TASK REQUIREMENTS
Rewrite the material below with every "Patent image size" replaced by "Drawing dimensions", and leave everything else unchanged.

:::::

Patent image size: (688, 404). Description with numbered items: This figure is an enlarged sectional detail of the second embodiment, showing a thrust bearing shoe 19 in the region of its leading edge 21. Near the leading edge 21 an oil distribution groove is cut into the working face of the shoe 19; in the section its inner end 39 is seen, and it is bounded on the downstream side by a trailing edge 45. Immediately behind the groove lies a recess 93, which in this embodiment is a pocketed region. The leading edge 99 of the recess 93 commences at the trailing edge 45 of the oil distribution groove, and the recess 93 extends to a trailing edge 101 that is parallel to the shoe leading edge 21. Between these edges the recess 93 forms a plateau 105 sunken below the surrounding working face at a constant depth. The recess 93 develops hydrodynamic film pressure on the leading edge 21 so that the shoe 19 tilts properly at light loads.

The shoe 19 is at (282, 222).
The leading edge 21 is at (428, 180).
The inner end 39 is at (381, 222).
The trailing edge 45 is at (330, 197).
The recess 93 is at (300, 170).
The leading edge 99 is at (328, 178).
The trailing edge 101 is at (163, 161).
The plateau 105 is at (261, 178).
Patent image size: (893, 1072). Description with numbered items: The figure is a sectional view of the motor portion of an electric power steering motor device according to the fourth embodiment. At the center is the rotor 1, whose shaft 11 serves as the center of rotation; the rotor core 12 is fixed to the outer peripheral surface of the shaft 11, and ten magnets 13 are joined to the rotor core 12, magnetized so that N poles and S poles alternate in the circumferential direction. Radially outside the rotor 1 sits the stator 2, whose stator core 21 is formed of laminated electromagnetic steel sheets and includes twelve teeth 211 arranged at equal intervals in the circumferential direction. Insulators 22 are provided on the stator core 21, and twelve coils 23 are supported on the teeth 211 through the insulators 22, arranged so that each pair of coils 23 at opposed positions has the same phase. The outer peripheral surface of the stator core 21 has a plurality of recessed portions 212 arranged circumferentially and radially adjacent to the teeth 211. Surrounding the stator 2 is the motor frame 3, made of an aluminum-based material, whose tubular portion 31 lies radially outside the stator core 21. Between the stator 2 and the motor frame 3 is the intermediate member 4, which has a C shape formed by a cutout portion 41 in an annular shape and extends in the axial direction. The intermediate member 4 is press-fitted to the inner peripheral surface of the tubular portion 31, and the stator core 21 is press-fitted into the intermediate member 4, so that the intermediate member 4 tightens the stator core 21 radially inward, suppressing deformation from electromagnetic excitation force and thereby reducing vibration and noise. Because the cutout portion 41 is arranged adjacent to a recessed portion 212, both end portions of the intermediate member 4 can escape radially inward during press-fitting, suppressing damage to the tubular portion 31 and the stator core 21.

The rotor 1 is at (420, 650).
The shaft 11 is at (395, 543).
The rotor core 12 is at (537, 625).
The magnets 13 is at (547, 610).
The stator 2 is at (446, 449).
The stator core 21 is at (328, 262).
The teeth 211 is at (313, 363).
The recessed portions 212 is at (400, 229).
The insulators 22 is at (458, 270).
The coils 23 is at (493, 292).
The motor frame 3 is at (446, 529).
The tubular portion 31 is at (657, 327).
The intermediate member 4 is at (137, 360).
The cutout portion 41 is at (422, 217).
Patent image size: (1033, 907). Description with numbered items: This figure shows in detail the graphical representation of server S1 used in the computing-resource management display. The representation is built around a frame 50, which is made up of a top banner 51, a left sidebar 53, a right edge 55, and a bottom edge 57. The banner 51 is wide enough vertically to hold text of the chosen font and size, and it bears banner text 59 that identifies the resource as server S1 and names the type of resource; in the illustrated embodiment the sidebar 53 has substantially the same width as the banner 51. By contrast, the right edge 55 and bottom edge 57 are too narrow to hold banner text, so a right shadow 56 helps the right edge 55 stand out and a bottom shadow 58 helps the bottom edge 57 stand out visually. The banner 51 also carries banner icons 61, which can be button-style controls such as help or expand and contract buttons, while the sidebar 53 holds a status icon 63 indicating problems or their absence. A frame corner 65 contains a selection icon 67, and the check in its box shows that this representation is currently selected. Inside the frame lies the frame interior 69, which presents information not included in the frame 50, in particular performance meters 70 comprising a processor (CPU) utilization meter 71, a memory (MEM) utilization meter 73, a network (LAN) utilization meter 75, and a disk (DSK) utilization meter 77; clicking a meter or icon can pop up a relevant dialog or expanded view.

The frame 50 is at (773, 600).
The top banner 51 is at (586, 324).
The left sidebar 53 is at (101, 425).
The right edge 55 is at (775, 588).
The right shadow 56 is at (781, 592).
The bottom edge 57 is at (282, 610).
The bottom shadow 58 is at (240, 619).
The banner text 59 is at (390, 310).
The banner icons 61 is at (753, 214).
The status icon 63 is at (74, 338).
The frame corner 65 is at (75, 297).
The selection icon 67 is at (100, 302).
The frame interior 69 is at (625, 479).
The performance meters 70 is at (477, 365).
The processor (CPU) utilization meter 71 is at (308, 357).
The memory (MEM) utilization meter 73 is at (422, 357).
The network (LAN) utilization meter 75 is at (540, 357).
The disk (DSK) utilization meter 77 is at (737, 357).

:::::

SOLUTION TO THIS PROBLEM
Drawing dimensions: (688, 404). Description with numbered items: This figure is an enlarged sectional detail of the second embodiment, showing a thrust bearing shoe 19 in the region of its leading edge 21. Near the leading edge 21 an oil distribution groove is cut into the working face of the shoe 19; in the section its inner end 39 is seen, and it is bounded on the downstream side by a trailing edge 45. Immediately behind the groove lies a recess 93, which in this embodiment is a pocketed region. The leading edge 99 of the recess 93 commences at the trailing edge 45 of the oil distribution groove, and the recess 93 extends to a trailing edge 101 that is parallel to the shoe leading edge 21. Between these edges the recess 93 forms a plateau 105 sunken below the surrounding working face at a constant depth. The recess 93 develops hydrodynamic film pressure on the leading edge 21 so that the shoe 19 tilts properly at light loads.

The shoe 19 is at (282, 222).
The leading edge 21 is at (428, 180).
The inner end 39 is at (381, 222).
The trailing edge 45 is at (330, 197).
The recess 93 is at (300, 170).
The leading edge 99 is at (328, 178).
The trailing edge 101 is at (163, 161).
The plateau 105 is at (261, 178).
Drawing dimensions: (893, 1072). Description with numbered items: The figure is a sectional view of the motor portion of an electric power steering motor device according to the fourth embodiment. At the center is the rotor 1, whose shaft 11 serves as the center of rotation; the rotor core 12 is fixed to the outer peripheral surface of the shaft 11, and ten magnets 13 are joined to the rotor core 12, magnetized so that N poles and S poles alternate in the circumferential direction. Radially outside the rotor 1 sits the stator 2, whose stator core 21 is formed of laminated electromagnetic steel sheets and includes twelve teeth 211 arranged at equal intervals in the circumferential direction. Insulators 22 are provided on the stator core 21, and twelve coils 23 are supported on the teeth 211 through the insulators 22, arranged so that each pair of coils 23 at opposed positions has the same phase. The outer peripheral surface of the stator core 21 has a plurality of recessed portions 212 arranged circumferentially and radially adjacent to the teeth 211. Surrounding the stator 2 is the motor frame 3, made of an aluminum-based material, whose tubular portion 31 lies radially outside the stator core 21. Between the stator 2 and the motor frame 3 is the intermediate member 4, which has a C shape formed by a cutout portion 41 in an annular shape and extends in the axial direction. The intermediate member 4 is press-fitted to the inner peripheral surface of the tubular portion 31, and the stator core 21 is press-fitted into the intermediate member 4, so that the intermediate member 4 tightens the stator core 21 radially inward, suppressing deformation from electromagnetic excitation force and thereby reducing vibration and noise. Because the cutout portion 41 is arranged adjacent to a recessed portion 212, both end portions of the intermediate member 4 can escape radially inward during press-fitting, suppressing damage to the tubular portion 31 and the stator core 21.

The rotor 1 is at (420, 650).
The shaft 11 is at (395, 543).
The rotor core 12 is at (537, 625).
The magnets 13 is at (547, 610).
The stator 2 is at (446, 449).
The stator core 21 is at (328, 262).
The teeth 211 is at (313, 363).
The recessed portions 212 is at (400, 229).
The insulators 22 is at (458, 270).
The coils 23 is at (493, 292).
The motor frame 3 is at (446, 529).
The tubular portion 31 is at (657, 327).
The intermediate member 4 is at (137, 360).
The cutout portion 41 is at (422, 217).
Drawing dimensions: (1033, 907). Description with numbered items: This figure shows in detail the graphical representation of server S1 used in the computing-resource management display. The representation is built around a frame 50, which is made up of a top banner 51, a left sidebar 53, a right edge 55, and a bottom edge 57. The banner 51 is wide enough vertically to hold text of the chosen font and size, and it bears banner text 59 that identifies the resource as server S1 and names the type of resource; in the illustrated embodiment the sidebar 53 has substantially the same width as the banner 51. By contrast, the right edge 55 and bottom edge 57 are too narrow to hold banner text, so a right shadow 56 helps the right edge 55 stand out and a bottom shadow 58 helps the bottom edge 57 stand out visually. The banner 51 also carries banner icons 61, which can be button-style controls such as help or expand and contract buttons, while the sidebar 53 holds a status icon 63 indicating problems or their absence. A frame corner 65 contains a selection icon 67, and the check in its box shows that this representation is currently selected. Inside the frame lies the frame interior 69, which presents information not included in the frame 50, in particular performance meters 70 comprising a processor (CPU) utilization meter 71, a memory (MEM) utilization meter 73, a network (LAN) utilization meter 75, and a disk (DSK) utilization meter 77; clicking a meter or icon can pop up a relevant dialog or expanded view.

The frame 50 is at (773, 600).
The top banner 51 is at (586, 324).
The left sidebar 53 is at (101, 425).
The right edge 55 is at (775, 588).
The right shadow 56 is at (781, 592).
The bottom edge 57 is at (282, 610).
The bottom shadow 58 is at (240, 619).
The banner text 59 is at (390, 310).
The banner icons 61 is at (753, 214).
The status icon 63 is at (74, 338).
The frame corner 65 is at (75, 297).
The selection icon 67 is at (100, 302).
The frame interior 69 is at (625, 479).
The performance meters 70 is at (477, 365).
The processor (CPU) utilization meter 71 is at (308, 357).
The memory (MEM) utilization meter 73 is at (422, 357).
The network (LAN) utilization meter 75 is at (540, 357).
The disk (DSK) utilization meter 77 is at (737, 357).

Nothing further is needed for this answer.